Task brief:
Any picture among the records should be left out, please; retype the rest exactly.

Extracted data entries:

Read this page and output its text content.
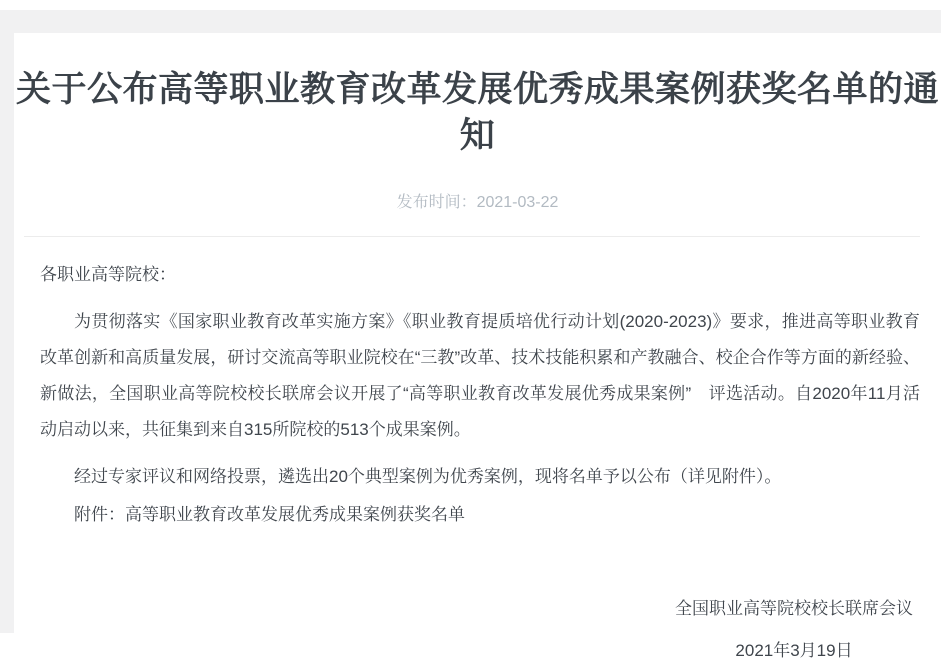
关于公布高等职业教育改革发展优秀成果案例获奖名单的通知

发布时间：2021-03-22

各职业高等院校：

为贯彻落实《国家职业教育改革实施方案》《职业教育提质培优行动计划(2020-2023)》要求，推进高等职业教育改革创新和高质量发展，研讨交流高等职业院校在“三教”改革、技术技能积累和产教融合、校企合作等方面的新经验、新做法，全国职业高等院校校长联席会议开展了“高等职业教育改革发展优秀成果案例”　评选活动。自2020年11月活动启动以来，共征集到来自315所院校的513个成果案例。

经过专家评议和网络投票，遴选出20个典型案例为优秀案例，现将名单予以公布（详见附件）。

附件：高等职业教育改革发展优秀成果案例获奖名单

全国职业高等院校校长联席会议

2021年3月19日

Exercise output:
Read this page and output its text content.
关于公布高等职业教育改革发展优秀成果案例获奖名单的通知

发布时间：2021-03-22

各职业高等院校：

为贯彻落实《国家职业教育改革实施方案》《职业教育提质培优行动计划(2020-2023)》要求，推进高等职业教育改革创新和高质量发展，研讨交流高等职业院校在“三教”改革、技术技能积累和产教融合、校企合作等方面的新经验、新做法，全国职业高等院校校长联席会议开展了“高等职业教育改革发展优秀成果案例”　评选活动。自2020年11月活动启动以来，共征集到来自315所院校的513个成果案例。

经过专家评议和网络投票，遴选出20个典型案例为优秀案例，现将名单予以公布（详见附件）。

附件：高等职业教育改革发展优秀成果案例获奖名单

全国职业高等院校校长联席会议

2021年3月19日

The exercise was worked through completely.